◆ WHAT YOU WILL DO
Starting at the beginning of the data and ending at the line that contains "474, 60, 490]", write out those lines again with "x-tick-label" swapped for "year-label" and everything else left unchanged.

◆ GIVEN DATA

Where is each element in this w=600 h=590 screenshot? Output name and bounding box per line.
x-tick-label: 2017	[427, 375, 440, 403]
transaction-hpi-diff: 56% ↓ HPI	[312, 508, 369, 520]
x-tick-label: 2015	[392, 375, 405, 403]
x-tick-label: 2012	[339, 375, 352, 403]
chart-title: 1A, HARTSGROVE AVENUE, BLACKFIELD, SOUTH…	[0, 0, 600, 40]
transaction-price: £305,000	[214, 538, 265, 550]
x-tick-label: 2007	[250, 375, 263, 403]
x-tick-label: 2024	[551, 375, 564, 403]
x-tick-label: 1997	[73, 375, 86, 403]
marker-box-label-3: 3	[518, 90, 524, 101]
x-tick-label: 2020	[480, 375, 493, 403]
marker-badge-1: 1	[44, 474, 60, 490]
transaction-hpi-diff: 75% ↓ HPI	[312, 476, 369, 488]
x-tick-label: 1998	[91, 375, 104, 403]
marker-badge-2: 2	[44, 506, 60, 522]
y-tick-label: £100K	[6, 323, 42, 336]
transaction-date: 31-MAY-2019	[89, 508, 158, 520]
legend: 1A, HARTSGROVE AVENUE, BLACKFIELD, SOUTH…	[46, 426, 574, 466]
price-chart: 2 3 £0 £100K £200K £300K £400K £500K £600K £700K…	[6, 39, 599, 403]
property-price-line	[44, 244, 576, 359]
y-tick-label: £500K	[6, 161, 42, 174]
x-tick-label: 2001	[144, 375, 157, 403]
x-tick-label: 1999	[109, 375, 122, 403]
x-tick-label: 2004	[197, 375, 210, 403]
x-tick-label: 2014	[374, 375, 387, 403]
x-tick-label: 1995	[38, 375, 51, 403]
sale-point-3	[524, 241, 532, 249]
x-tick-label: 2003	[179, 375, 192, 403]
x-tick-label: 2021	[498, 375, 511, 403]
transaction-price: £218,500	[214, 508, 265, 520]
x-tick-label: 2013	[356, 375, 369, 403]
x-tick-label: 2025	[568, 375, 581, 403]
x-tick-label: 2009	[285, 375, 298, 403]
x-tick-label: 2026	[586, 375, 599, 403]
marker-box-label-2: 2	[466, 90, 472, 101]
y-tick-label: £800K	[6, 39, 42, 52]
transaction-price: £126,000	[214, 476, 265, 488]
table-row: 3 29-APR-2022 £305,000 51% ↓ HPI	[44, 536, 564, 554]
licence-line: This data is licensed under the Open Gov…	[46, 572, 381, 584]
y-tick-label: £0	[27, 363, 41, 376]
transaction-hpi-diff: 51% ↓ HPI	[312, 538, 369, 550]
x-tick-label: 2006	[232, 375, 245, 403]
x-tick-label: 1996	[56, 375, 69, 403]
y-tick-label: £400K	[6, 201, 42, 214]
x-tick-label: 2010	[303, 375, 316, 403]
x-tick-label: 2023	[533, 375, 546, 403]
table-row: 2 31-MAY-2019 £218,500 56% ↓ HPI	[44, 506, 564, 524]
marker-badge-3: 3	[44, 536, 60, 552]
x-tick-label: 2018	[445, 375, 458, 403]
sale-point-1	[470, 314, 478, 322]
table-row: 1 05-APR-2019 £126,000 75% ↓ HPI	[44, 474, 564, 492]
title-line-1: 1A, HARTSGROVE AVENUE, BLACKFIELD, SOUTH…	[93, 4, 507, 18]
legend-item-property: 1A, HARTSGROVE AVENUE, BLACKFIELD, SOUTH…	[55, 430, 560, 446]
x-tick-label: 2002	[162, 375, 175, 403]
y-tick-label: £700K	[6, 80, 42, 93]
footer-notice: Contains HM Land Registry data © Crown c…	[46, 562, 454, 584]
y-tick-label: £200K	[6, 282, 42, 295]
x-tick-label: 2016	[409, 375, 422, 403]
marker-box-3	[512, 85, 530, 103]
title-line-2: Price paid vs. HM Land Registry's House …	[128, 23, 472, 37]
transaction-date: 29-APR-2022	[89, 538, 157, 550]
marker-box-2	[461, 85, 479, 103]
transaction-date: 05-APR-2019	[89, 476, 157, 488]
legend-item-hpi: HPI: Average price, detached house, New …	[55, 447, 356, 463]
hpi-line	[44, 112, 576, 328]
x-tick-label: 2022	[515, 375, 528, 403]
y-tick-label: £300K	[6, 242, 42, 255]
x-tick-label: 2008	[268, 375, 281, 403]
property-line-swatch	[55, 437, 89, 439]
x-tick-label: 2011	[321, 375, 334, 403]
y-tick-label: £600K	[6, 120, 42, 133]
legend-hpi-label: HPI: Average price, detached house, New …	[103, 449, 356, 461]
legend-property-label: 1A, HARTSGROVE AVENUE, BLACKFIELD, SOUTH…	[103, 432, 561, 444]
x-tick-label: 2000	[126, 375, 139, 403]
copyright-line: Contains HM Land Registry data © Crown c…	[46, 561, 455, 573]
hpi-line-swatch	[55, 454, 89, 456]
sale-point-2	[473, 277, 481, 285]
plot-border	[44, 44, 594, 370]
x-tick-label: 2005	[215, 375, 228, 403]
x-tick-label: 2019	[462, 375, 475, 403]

◆ WRITTEN ANSWER
Where is each element in this w=600 h=590 screenshot? Output name and bounding box per line.
year-label: 2017	[427, 375, 440, 403]
transaction-hpi-diff: 56% ↓ HPI	[312, 508, 369, 520]
year-label: 2015	[392, 375, 405, 403]
year-label: 2012	[339, 375, 352, 403]
chart-title: 1A, HARTSGROVE AVENUE, BLACKFIELD, SOUTH…	[0, 0, 600, 40]
transaction-price: £305,000	[214, 538, 265, 550]
year-label: 2007	[250, 375, 263, 403]
year-label: 2024	[551, 375, 564, 403]
year-label: 1997	[73, 375, 86, 403]
marker-box-label-3: 3	[518, 90, 524, 101]
year-label: 2020	[480, 375, 493, 403]
marker-badge-1: 1	[44, 474, 60, 490]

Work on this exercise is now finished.